— Start The data —

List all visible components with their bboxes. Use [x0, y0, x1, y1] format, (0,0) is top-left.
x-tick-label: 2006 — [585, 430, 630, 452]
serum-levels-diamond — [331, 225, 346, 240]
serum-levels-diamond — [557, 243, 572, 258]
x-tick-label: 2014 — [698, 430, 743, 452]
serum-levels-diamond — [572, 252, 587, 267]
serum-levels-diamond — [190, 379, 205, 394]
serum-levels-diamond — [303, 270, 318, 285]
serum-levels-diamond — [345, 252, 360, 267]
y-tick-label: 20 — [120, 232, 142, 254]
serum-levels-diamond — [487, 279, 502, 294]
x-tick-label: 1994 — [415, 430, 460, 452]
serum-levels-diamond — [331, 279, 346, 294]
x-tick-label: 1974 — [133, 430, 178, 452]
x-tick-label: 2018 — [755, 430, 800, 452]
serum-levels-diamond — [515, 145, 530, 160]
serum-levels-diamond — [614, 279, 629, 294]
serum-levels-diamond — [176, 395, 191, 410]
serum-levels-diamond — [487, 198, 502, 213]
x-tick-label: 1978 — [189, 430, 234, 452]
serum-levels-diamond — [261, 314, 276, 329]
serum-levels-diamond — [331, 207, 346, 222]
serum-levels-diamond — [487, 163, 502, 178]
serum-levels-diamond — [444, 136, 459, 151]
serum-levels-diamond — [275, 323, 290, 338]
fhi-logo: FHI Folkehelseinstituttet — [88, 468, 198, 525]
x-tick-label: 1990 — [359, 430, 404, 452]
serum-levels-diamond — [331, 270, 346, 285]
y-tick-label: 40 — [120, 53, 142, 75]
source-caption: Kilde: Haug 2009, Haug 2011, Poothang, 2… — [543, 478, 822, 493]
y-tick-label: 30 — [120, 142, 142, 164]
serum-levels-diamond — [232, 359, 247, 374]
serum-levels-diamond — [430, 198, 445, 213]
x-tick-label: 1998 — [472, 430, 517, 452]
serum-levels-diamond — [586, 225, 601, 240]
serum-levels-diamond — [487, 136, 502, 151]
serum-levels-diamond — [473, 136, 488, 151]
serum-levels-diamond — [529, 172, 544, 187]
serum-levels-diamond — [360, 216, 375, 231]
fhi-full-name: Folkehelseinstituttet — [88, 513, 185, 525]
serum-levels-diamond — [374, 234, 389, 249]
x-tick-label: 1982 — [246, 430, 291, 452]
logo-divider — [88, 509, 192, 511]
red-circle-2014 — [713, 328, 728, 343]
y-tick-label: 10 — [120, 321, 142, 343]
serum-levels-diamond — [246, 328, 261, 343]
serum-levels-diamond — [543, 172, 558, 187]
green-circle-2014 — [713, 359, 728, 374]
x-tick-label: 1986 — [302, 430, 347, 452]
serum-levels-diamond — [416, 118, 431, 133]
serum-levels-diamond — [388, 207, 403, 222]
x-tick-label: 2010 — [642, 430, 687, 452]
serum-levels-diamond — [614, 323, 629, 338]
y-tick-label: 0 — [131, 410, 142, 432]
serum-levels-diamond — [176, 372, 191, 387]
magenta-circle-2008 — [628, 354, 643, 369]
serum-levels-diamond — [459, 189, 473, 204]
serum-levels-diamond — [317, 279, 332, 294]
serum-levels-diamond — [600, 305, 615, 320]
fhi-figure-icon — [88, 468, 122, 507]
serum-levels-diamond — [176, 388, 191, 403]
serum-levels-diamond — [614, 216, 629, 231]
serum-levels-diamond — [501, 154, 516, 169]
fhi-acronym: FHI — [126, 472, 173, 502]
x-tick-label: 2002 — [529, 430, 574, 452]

— End The data —

Exercise goal:
Update the items from the first line through the line containing "serum-levels-diamond — [190, 379, 205, 394]", replacing "x-tick-label" with "x-axis-label" and leaving everything else unchanged.

Response to the task:
List all visible components with their bboxes. Use [x0, y0, x1, y1] format, (0,0) is top-left.
x-axis-label: 2006 — [585, 430, 630, 452]
serum-levels-diamond — [331, 225, 346, 240]
serum-levels-diamond — [557, 243, 572, 258]
x-axis-label: 2014 — [698, 430, 743, 452]
serum-levels-diamond — [572, 252, 587, 267]
serum-levels-diamond — [190, 379, 205, 394]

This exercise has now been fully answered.